═══ DATA SHOWN ═══

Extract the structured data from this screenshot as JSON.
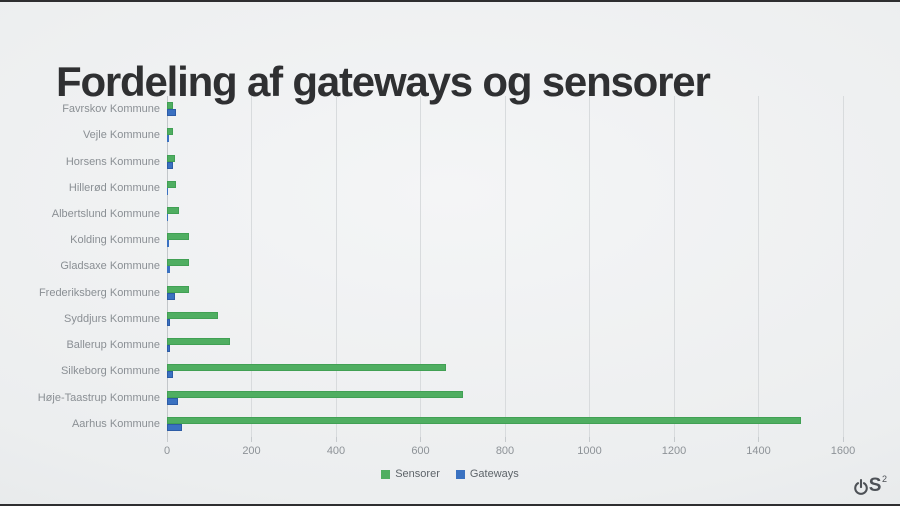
{
  "slide": {
    "title": "Fordeling af gateways og sensorer"
  },
  "chart_data": {
    "type": "bar",
    "orientation": "horizontal",
    "title": "Fordeling af gateways og sensorer",
    "categories": [
      "Favrskov Kommune",
      "Vejle Kommune",
      "Horsens Kommune",
      "Hillerød Kommune",
      "Albertslund Kommune",
      "Kolding Kommune",
      "Gladsaxe Kommune",
      "Frederiksberg Kommune",
      "Syddjurs Kommune",
      "Ballerup Kommune",
      "Silkeborg Kommune",
      "Høje-Taastrup Kommune",
      "Aarhus Kommune"
    ],
    "series": [
      {
        "name": "Sensorer",
        "color": "#4fae61",
        "border_color": "#41a054",
        "values": [
          15,
          14,
          20,
          22,
          28,
          52,
          51,
          52,
          120,
          150,
          660,
          700,
          1500
        ]
      },
      {
        "name": "Gateways",
        "color": "#3a71c1",
        "border_color": "#2d5ca6",
        "values": [
          21,
          4,
          15,
          1,
          3,
          5,
          7,
          19,
          8,
          8,
          15,
          25,
          35
        ]
      }
    ],
    "xlim": [
      0,
      1600
    ],
    "x_ticks": [
      0,
      200,
      400,
      600,
      800,
      1000,
      1200,
      1400,
      1600
    ],
    "grid": true,
    "legend_position": "bottom",
    "xlabel": "",
    "ylabel": ""
  },
  "legend": {
    "items": [
      {
        "label": "Sensorer",
        "color": "#4fae61"
      },
      {
        "label": "Gateways",
        "color": "#3a71c1"
      }
    ]
  },
  "logo": {
    "text": "S",
    "superscript": "2"
  }
}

═══

— GOAL —
Copy the material above in full and exactly, skipping pictures.

— TASK RESULT —
Extract the structured data from this screenshot as JSON.
{
  "slide": {
    "title": "Fordeling af gateways og sensorer"
  },
  "chart_data": {
    "type": "bar",
    "orientation": "horizontal",
    "title": "Fordeling af gateways og sensorer",
    "categories": [
      "Favrskov Kommune",
      "Vejle Kommune",
      "Horsens Kommune",
      "Hillerød Kommune",
      "Albertslund Kommune",
      "Kolding Kommune",
      "Gladsaxe Kommune",
      "Frederiksberg Kommune",
      "Syddjurs Kommune",
      "Ballerup Kommune",
      "Silkeborg Kommune",
      "Høje-Taastrup Kommune",
      "Aarhus Kommune"
    ],
    "series": [
      {
        "name": "Sensorer",
        "color": "#4fae61",
        "border_color": "#41a054",
        "values": [
          15,
          14,
          20,
          22,
          28,
          52,
          51,
          52,
          120,
          150,
          660,
          700,
          1500
        ]
      },
      {
        "name": "Gateways",
        "color": "#3a71c1",
        "border_color": "#2d5ca6",
        "values": [
          21,
          4,
          15,
          1,
          3,
          5,
          7,
          19,
          8,
          8,
          15,
          25,
          35
        ]
      }
    ],
    "xlim": [
      0,
      1600
    ],
    "x_ticks": [
      0,
      200,
      400,
      600,
      800,
      1000,
      1200,
      1400,
      1600
    ],
    "grid": true,
    "legend_position": "bottom",
    "xlabel": "",
    "ylabel": ""
  },
  "legend": {
    "items": [
      {
        "label": "Sensorer",
        "color": "#4fae61"
      },
      {
        "label": "Gateways",
        "color": "#3a71c1"
      }
    ]
  },
  "logo": {
    "text": "S",
    "superscript": "2"
  }
}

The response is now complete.